## GOAL
Return only the number of lines in the entries below that hold the word "values".

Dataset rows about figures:

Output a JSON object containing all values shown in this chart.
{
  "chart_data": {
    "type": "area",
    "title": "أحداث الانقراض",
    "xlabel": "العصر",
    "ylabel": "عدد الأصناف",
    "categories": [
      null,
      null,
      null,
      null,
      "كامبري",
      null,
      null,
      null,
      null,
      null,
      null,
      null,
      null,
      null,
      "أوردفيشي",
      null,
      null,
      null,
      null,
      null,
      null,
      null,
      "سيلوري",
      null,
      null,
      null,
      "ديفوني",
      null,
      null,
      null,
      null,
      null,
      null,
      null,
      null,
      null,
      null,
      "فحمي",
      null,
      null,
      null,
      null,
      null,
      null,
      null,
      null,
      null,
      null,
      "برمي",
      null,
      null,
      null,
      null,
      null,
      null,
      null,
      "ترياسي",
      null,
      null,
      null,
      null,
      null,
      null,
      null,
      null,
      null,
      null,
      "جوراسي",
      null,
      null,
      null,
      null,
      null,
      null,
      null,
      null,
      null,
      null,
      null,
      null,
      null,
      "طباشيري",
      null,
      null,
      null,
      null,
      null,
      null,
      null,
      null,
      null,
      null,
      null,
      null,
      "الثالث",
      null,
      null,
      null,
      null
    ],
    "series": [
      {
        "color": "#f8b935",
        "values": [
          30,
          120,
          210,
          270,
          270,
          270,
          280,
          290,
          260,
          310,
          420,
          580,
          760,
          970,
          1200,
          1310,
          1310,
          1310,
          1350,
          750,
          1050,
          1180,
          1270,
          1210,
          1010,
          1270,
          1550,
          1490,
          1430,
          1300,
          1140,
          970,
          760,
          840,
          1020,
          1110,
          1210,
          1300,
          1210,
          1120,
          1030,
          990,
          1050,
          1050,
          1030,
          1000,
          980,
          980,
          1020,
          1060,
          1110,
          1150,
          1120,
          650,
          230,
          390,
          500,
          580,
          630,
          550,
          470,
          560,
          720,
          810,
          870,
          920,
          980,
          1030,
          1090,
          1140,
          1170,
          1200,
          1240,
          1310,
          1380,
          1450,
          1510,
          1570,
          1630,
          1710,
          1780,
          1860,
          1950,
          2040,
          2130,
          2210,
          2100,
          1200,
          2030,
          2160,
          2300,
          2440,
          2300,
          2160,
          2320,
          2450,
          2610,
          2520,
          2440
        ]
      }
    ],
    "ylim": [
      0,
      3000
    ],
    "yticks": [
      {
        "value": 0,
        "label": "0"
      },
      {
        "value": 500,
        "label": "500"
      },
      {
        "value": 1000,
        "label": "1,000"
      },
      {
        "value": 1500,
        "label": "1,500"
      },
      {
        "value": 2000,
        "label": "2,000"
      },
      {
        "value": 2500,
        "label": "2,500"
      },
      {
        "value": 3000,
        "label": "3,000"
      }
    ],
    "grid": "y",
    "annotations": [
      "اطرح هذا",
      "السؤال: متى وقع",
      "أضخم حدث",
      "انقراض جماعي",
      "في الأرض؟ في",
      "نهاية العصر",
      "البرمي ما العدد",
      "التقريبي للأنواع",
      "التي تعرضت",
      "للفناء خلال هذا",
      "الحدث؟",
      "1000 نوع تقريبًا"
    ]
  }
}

## EXPECTED ANSWER
2